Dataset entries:
** BEGIN **

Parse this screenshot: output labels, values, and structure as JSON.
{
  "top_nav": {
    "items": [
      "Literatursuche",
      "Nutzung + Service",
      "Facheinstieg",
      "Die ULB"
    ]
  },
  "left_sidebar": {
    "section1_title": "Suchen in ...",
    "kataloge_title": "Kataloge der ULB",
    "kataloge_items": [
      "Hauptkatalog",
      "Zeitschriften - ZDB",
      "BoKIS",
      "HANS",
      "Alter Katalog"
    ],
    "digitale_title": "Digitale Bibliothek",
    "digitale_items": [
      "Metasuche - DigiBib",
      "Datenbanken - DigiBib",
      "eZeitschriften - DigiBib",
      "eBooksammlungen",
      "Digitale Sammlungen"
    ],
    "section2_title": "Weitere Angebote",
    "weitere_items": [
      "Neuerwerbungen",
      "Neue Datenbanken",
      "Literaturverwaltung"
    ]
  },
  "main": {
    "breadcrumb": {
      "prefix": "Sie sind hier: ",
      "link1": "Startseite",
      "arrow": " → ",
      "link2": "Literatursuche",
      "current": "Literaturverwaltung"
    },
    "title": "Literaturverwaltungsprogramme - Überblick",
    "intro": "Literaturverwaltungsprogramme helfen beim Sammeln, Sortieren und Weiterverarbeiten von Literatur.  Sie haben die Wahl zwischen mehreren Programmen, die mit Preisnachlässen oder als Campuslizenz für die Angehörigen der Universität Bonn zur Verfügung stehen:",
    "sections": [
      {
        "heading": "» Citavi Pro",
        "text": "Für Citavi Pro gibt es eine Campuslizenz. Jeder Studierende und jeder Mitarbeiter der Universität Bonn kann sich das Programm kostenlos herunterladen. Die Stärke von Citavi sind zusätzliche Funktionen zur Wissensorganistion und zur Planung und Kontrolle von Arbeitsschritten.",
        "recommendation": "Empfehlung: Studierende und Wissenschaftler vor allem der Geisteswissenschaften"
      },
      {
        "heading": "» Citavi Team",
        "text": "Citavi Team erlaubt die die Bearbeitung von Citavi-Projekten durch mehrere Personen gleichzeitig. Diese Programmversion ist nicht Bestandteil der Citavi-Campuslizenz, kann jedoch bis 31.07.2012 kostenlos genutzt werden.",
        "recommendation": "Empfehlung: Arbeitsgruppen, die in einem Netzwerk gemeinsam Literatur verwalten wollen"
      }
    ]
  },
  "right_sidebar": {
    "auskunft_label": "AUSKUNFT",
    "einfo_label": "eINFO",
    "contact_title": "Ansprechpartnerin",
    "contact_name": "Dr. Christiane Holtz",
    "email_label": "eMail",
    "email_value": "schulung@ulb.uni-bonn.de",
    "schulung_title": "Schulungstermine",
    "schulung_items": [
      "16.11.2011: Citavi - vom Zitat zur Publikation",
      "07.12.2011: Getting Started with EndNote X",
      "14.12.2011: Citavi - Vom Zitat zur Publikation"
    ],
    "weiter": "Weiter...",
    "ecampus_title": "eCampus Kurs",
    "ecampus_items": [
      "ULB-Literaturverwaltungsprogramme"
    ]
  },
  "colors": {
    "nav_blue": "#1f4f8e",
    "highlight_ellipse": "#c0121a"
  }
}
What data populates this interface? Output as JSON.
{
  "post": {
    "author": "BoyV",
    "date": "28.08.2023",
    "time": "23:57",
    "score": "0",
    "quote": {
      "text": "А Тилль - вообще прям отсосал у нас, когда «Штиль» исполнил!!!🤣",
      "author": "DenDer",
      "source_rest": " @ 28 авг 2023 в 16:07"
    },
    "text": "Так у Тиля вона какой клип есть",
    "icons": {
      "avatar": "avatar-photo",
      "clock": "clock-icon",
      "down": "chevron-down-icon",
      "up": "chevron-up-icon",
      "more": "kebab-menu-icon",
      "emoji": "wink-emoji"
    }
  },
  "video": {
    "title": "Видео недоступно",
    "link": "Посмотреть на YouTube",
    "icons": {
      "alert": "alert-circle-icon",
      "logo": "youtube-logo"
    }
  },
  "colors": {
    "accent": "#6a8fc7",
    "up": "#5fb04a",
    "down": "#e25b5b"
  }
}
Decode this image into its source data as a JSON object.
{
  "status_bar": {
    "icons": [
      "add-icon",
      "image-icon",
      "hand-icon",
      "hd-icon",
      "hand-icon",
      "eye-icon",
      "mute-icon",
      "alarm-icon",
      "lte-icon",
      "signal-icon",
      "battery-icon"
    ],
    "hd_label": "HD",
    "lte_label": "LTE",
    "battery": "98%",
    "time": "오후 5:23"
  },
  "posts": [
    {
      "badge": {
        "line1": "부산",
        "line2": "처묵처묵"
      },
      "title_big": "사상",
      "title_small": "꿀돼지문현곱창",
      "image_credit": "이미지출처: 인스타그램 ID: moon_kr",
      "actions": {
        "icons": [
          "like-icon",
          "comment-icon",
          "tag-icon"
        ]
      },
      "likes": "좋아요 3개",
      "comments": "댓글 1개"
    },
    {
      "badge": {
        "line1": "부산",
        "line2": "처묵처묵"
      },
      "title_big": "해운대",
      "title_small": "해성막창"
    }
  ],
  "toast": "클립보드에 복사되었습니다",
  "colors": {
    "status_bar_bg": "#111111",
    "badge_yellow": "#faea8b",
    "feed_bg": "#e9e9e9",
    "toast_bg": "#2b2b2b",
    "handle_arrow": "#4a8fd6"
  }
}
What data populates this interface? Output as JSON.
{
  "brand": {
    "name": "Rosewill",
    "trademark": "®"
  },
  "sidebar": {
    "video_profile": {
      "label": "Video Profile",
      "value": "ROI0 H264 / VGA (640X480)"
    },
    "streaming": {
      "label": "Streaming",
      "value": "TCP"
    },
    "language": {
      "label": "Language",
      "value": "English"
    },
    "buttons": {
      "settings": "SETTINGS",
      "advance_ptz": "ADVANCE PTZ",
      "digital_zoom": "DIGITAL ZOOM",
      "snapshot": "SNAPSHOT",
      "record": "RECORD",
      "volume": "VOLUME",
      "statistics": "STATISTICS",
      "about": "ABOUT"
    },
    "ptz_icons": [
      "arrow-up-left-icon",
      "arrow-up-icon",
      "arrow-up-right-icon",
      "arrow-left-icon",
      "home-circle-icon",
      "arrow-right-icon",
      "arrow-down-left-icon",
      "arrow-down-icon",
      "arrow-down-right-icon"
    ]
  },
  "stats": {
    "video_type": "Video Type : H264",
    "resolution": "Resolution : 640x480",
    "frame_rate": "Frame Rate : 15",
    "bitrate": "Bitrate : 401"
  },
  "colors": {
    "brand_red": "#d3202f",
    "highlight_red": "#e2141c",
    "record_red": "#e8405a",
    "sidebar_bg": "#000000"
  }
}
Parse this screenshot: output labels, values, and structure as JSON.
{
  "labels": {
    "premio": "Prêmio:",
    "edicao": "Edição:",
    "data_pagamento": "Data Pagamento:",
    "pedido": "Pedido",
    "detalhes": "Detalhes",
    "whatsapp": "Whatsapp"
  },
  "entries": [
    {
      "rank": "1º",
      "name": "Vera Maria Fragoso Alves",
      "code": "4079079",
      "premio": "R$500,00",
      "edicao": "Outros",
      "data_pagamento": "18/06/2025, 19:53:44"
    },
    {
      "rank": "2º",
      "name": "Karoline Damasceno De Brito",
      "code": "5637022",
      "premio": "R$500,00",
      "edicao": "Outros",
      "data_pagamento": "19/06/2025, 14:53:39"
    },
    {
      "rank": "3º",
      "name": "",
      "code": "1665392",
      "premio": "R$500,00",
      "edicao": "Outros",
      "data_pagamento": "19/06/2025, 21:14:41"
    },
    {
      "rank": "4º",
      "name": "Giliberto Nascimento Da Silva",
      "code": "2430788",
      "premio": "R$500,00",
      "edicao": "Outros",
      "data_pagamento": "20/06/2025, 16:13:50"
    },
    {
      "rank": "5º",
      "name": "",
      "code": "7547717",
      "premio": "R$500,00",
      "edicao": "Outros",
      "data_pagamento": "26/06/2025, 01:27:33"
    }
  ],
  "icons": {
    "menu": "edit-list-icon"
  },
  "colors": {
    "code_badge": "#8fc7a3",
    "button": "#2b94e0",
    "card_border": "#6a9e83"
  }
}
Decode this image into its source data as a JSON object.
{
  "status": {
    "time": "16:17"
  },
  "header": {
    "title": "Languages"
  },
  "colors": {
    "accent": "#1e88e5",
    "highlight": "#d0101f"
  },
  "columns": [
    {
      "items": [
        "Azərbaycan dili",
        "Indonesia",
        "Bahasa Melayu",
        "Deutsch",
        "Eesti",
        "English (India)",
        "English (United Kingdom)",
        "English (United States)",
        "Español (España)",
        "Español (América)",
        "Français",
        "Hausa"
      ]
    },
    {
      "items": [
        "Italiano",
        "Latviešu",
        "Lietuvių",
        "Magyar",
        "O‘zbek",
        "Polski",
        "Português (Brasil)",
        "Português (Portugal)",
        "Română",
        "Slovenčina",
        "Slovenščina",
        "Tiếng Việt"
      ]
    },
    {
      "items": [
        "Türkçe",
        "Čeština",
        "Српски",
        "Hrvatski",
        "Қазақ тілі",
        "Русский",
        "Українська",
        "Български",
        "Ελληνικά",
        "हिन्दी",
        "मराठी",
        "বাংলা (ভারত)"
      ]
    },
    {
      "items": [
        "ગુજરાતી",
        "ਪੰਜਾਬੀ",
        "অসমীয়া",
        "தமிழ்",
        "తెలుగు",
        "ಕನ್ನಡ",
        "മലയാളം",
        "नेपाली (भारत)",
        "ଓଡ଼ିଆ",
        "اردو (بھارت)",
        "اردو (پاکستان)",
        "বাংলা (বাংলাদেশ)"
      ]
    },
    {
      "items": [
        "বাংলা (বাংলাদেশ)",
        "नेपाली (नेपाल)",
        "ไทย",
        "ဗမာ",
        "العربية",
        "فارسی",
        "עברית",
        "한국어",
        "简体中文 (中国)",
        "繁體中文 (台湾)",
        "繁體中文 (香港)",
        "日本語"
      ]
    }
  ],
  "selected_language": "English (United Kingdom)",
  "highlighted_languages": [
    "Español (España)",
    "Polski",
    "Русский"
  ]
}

** END **

### TASK GOAL
Which lines of the data include "recommendation"? Copy each of them.

### TASK ANSWER
        "recommendation": "Empfehlung: Studierende und Wissenschaftler vor allem der Geisteswissenschaften"
        "recommendation": "Empfehlung: Arbeitsgruppen, die in einem Netzwerk gemeinsam Literatur verwalten wollen"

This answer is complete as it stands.